> Goal: Output all records precisely as written.

— start of Records provided —

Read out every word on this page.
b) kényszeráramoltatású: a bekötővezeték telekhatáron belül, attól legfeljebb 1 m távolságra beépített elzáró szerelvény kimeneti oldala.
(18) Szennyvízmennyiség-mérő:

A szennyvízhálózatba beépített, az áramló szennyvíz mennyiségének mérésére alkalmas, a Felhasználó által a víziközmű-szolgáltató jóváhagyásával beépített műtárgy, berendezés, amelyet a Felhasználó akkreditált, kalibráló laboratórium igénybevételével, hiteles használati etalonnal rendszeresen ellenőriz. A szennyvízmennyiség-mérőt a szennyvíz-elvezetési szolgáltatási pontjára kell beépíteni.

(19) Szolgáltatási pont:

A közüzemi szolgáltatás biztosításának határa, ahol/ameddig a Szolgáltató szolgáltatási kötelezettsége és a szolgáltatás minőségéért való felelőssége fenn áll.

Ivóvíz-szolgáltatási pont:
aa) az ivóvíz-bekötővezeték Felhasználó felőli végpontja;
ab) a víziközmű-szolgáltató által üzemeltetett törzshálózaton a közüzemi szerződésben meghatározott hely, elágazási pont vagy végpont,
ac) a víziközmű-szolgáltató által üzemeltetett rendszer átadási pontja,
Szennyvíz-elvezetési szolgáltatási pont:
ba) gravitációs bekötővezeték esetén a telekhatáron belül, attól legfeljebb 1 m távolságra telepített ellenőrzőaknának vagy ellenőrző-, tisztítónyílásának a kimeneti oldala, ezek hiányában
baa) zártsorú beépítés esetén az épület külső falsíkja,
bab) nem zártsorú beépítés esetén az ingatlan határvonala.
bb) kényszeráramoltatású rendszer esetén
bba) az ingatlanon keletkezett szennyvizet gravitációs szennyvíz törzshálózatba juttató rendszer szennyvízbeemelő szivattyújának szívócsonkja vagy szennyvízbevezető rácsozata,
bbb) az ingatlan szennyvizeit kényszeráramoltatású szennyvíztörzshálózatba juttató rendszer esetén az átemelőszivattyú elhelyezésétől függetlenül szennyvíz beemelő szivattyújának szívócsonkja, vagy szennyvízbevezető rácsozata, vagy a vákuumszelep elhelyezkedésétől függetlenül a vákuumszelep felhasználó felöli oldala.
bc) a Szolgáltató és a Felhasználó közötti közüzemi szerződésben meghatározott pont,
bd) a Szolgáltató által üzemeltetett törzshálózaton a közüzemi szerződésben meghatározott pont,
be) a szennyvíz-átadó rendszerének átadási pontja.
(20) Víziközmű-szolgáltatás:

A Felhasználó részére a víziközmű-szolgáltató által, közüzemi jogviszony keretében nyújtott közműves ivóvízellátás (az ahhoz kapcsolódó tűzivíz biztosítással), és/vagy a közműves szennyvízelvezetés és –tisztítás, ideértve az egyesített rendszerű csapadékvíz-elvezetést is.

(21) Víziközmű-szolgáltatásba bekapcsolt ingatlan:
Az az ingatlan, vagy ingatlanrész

— end of Records provided —

> Reply:
Read out every word on this page.
b) kényszeráramoltatású: a bekötővezeték telekhatáron belül, attól legfeljebb 1 m távolságra beépített elzáró szerelvény kimeneti oldala.
(18) Szennyvízmennyiség-mérő:

A szennyvízhálózatba beépített, az áramló szennyvíz mennyiségének mérésére alkalmas, a Felhasználó által a víziközmű-szolgáltató jóváhagyásával beépített műtárgy, berendezés, amelyet a Felhasználó akkreditált, kalibráló laboratórium igénybevételével, hiteles használati etalonnal rendszeresen ellenőriz. A szennyvízmennyiség-mérőt a szennyvíz-elvezetési szolgáltatási pontjára kell beépíteni.

(19) Szolgáltatási pont:

A közüzemi szolgáltatás biztosításának határa, ahol/ameddig a Szolgáltató szolgáltatási kötelezettsége és a szolgáltatás minőségéért való felelőssége fenn áll.

Ivóvíz-szolgáltatási pont:
aa) az ivóvíz-bekötővezeték Felhasználó felőli végpontja;
ab) a víziközmű-szolgáltató által üzemeltetett törzshálózaton a közüzemi szerződésben meghatározott hely, elágazási pont vagy végpont,
ac) a víziközmű-szolgáltató által üzemeltetett rendszer átadási pontja,
Szennyvíz-elvezetési szolgáltatási pont:
ba) gravitációs bekötővezeték esetén a telekhatáron belül, attól legfeljebb 1 m távolságra telepített ellenőrzőaknának vagy ellenőrző-, tisztítónyílásának a kimeneti oldala, ezek hiányában
baa) zártsorú beépítés esetén az épület külső falsíkja,
bab) nem zártsorú beépítés esetén az ingatlan határvonala.
bb) kényszeráramoltatású rendszer esetén
bba) az ingatlanon keletkezett szennyvizet gravitációs szennyvíz törzshálózatba juttató rendszer szennyvízbeemelő szivattyújának szívócsonkja vagy szennyvízbevezető rácsozata,
bbb) az ingatlan szennyvizeit kényszeráramoltatású szennyvíztörzshálózatba juttató rendszer esetén az átemelőszivattyú elhelyezésétől függetlenül szennyvíz beemelő szivattyújának szívócsonkja, vagy szennyvízbevezető rácsozata, vagy a vákuumszelep elhelyezkedésétől függetlenül a vákuumszelep felhasználó felöli oldala.
bc) a Szolgáltató és a Felhasználó közötti közüzemi szerződésben meghatározott pont,
bd) a Szolgáltató által üzemeltetett törzshálózaton a közüzemi szerződésben meghatározott pont,
be) a szennyvíz-átadó rendszerének átadási pontja.
(20) Víziközmű-szolgáltatás:

A Felhasználó részére a víziközmű-szolgáltató által, közüzemi jogviszony keretében nyújtott közműves ivóvízellátás (az ahhoz kapcsolódó tűzivíz biztosítással), és/vagy a közműves szennyvízelvezetés és –tisztítás, ideértve az egyesített rendszerű csapadékvíz-elvezetést is.

(21) Víziközmű-szolgáltatásba bekapcsolt ingatlan:
Az az ingatlan, vagy ingatlanrész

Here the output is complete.